Which lines below hold the word "name"? Report each one.

BEGIN Listing

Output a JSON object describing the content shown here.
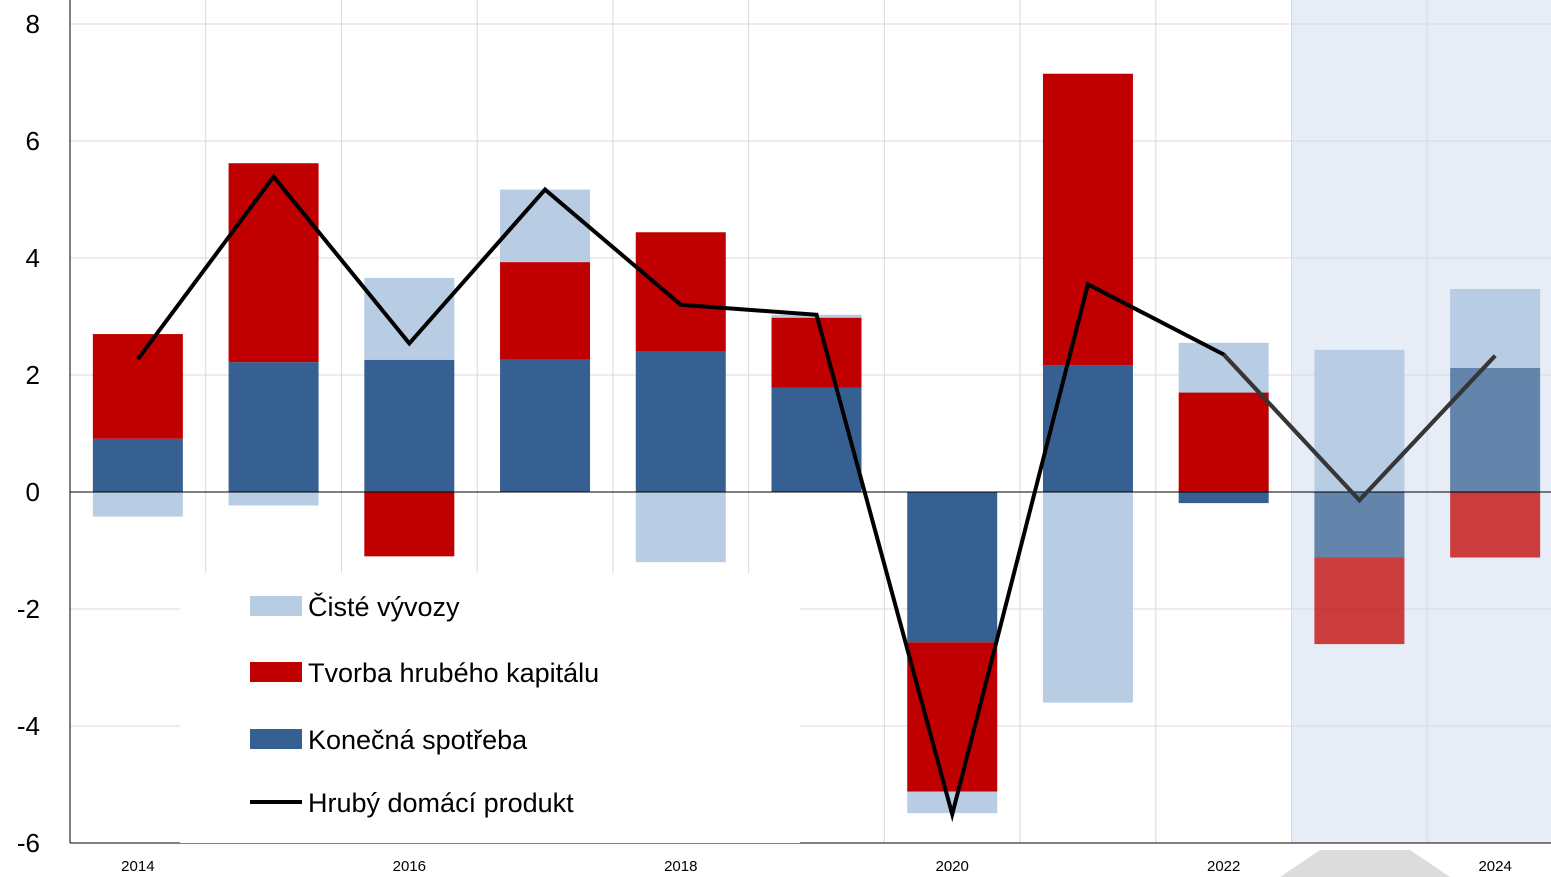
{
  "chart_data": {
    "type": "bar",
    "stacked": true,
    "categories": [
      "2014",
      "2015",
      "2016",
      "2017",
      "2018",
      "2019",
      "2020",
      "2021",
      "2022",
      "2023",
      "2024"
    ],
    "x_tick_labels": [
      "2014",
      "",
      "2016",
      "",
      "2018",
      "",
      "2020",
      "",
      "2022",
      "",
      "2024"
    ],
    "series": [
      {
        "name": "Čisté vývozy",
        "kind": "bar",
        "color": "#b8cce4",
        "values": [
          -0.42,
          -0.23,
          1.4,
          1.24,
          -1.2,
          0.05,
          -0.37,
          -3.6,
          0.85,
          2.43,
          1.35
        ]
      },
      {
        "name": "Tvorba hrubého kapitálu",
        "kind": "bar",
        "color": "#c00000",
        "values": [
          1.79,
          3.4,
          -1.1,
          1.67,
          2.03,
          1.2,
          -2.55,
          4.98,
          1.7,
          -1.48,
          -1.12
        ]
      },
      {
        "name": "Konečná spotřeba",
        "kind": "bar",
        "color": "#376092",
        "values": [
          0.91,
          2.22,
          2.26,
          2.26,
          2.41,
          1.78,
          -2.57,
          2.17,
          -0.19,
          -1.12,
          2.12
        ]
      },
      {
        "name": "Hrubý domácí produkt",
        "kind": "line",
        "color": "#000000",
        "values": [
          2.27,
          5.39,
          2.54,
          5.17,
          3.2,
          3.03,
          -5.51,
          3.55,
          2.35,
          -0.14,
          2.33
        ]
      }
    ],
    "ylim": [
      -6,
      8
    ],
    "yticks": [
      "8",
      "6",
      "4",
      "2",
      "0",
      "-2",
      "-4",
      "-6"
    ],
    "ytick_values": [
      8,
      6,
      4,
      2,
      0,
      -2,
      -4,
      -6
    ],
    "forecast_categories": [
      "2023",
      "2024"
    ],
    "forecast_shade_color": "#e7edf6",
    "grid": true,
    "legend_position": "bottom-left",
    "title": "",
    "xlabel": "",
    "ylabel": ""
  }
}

END Listing

● Final result:
        "name": "Čisté vývozy",
        "name": "Tvorba hrubého kapitálu",
        "name": "Konečná spotřeba",
        "name": "Hrubý domácí produkt",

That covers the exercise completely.